- _Data extract_:
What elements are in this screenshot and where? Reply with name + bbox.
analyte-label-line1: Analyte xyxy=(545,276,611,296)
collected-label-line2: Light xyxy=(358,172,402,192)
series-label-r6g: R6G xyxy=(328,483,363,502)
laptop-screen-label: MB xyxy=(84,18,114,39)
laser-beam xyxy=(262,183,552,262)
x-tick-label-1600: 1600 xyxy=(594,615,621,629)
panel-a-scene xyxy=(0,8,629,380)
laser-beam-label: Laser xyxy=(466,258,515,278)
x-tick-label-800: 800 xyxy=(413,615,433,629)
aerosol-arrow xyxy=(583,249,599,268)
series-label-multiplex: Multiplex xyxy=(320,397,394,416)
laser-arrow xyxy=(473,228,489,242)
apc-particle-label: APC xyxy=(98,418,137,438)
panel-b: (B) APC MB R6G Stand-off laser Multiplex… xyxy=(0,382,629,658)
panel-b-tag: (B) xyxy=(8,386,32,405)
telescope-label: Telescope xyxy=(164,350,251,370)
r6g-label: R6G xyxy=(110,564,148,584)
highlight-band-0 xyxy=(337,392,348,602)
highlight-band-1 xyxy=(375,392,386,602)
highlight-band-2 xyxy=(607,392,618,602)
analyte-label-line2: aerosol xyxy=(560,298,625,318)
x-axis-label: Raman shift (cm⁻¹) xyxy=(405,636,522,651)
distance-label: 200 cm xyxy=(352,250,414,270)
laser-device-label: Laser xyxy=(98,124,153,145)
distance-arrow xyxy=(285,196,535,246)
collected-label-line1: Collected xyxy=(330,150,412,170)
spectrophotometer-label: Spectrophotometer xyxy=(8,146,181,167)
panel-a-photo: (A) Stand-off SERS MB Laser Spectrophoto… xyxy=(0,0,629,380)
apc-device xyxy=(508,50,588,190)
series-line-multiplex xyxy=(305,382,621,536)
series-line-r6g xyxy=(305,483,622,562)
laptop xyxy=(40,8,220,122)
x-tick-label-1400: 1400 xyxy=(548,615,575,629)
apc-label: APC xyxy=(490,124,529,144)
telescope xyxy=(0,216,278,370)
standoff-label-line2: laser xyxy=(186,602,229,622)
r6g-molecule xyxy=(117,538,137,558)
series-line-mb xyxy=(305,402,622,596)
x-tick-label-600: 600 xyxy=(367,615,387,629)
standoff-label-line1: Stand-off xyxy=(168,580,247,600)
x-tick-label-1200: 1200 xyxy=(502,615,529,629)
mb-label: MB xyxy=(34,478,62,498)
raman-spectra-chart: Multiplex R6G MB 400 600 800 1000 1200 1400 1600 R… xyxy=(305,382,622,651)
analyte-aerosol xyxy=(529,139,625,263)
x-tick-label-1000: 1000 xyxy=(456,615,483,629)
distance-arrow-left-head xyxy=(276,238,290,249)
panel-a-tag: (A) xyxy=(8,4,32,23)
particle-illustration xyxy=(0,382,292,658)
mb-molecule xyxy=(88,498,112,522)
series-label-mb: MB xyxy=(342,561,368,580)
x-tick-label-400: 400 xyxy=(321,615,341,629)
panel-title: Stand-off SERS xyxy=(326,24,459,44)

- _Goal_: Express the lines from the start of the listing through the line containing "x-tick-label-800: 800 xyxy=(413,615,433,629)", inclusive, as a JSON list of strings with one string per line and blank lines omitted.

- _Response_:
[
  "What elements are in this screenshot and where? Reply with name + bbox.",
  "analyte-label-line1: Analyte xyxy=(545,276,611,296)",
  "collected-label-line2: Light xyxy=(358,172,402,192)",
  "series-label-r6g: R6G xyxy=(328,483,363,502)",
  "laptop-screen-label: MB xyxy=(84,18,114,39)",
  "laser-beam xyxy=(262,183,552,262)",
  "x-tick-label-1600: 1600 xyxy=(594,615,621,629)",
  "panel-a-scene xyxy=(0,8,629,380)",
  "laser-beam-label: Laser xyxy=(466,258,515,278)",
  "x-tick-label-800: 800 xyxy=(413,615,433,629)"
]